▸ WHAT IS REQUIRED: List all lines of the data containing the word "JSON".

◆ ◆ ◆ ◆ ◆

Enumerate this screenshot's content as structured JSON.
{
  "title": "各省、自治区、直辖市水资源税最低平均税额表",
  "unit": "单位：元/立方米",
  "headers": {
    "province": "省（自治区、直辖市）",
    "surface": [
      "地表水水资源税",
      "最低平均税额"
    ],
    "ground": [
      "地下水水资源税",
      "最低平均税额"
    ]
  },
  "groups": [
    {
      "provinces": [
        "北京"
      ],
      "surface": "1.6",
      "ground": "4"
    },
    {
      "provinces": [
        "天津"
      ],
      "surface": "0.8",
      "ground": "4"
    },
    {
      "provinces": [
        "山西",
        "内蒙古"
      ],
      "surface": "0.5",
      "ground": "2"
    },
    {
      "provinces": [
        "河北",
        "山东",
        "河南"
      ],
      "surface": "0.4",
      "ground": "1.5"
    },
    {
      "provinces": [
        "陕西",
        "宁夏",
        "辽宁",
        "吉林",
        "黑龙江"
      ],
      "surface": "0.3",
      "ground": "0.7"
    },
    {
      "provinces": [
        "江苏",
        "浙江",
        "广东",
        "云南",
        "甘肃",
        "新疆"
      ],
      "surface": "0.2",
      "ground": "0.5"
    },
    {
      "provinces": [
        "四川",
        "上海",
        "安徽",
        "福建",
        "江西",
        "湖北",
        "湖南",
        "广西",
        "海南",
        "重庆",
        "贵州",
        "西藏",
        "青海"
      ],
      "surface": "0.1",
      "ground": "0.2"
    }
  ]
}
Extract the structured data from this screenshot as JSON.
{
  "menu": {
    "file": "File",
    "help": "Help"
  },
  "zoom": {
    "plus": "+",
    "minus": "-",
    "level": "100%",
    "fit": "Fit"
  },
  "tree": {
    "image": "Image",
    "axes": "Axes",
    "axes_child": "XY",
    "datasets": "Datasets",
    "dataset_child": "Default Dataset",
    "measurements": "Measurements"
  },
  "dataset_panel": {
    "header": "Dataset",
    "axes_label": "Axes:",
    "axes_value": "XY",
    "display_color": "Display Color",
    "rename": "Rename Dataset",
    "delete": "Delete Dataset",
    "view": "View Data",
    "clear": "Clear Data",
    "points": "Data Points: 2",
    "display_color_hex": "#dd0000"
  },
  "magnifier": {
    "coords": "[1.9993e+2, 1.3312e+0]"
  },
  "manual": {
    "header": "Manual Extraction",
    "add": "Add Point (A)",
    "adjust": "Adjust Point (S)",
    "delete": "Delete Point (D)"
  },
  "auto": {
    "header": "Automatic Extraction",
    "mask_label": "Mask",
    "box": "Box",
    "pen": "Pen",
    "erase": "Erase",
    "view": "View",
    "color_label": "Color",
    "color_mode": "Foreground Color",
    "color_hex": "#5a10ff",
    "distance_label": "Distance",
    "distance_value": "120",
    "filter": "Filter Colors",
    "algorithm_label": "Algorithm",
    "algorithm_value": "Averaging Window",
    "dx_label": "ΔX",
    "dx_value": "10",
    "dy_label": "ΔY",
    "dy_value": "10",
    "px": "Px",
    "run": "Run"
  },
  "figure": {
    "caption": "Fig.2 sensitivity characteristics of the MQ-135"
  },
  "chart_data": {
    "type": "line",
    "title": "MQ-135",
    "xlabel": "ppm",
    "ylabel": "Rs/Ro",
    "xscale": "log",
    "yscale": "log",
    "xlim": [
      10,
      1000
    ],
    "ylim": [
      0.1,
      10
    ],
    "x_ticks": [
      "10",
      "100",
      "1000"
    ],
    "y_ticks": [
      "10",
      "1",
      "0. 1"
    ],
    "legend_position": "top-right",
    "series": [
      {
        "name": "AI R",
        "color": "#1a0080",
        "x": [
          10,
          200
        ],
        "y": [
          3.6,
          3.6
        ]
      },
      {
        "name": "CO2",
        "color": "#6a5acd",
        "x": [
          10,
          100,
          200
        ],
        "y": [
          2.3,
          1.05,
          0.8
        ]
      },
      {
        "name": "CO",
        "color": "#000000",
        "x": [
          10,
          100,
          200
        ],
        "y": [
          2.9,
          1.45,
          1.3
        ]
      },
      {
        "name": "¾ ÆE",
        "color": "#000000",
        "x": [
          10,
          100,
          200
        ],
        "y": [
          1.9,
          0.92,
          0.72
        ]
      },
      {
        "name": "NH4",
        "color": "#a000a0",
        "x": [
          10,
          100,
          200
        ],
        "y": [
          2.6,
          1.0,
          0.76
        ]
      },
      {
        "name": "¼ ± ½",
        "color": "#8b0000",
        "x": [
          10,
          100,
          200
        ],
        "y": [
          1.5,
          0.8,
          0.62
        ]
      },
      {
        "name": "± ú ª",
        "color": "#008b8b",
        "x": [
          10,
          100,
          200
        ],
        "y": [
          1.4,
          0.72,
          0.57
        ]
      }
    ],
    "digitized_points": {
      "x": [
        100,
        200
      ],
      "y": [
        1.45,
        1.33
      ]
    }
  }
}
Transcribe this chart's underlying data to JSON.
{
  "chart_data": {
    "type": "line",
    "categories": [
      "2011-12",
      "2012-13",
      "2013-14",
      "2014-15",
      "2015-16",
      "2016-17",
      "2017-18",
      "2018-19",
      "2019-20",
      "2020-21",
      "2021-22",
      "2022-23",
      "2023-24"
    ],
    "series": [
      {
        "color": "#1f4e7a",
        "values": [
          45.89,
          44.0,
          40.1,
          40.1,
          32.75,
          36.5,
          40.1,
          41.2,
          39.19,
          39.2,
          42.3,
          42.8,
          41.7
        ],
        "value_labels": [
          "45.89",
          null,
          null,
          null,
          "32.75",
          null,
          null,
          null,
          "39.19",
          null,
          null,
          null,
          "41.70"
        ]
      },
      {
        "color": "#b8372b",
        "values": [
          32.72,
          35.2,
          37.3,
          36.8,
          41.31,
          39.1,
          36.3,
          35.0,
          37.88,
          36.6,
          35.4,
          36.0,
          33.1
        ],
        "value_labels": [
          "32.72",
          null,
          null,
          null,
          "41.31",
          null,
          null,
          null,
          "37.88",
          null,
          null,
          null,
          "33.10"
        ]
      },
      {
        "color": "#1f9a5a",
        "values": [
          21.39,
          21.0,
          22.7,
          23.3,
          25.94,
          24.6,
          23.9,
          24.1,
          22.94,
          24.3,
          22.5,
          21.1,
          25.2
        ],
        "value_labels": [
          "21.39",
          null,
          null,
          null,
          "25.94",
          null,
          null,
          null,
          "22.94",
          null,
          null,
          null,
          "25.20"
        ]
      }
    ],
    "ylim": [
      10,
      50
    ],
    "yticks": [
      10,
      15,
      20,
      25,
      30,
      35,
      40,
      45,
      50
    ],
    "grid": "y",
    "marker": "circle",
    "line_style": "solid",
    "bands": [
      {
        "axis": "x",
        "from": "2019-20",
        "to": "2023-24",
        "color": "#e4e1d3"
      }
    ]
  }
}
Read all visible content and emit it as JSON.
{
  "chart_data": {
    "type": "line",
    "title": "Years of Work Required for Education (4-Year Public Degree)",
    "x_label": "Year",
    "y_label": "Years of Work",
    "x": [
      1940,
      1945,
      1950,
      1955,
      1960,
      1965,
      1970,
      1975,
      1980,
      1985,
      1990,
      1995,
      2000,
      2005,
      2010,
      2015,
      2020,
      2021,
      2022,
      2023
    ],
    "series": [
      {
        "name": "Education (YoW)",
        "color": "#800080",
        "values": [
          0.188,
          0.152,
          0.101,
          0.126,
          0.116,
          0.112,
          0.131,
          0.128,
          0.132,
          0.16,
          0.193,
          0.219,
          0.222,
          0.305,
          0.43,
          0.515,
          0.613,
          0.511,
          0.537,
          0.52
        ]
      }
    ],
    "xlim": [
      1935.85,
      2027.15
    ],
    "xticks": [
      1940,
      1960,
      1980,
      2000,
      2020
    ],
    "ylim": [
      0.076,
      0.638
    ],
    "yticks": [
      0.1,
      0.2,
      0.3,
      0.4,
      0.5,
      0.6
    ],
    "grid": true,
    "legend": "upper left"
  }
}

◆ ◆ ◆ ◆ ◆

▸ EXERCISE SOLUTION:
Enumerate this screenshot's content as structured JSON.
Extract the structured data from this screenshot as JSON.
Transcribe this chart's underlying data to JSON.
Read all visible content and emit it as JSON.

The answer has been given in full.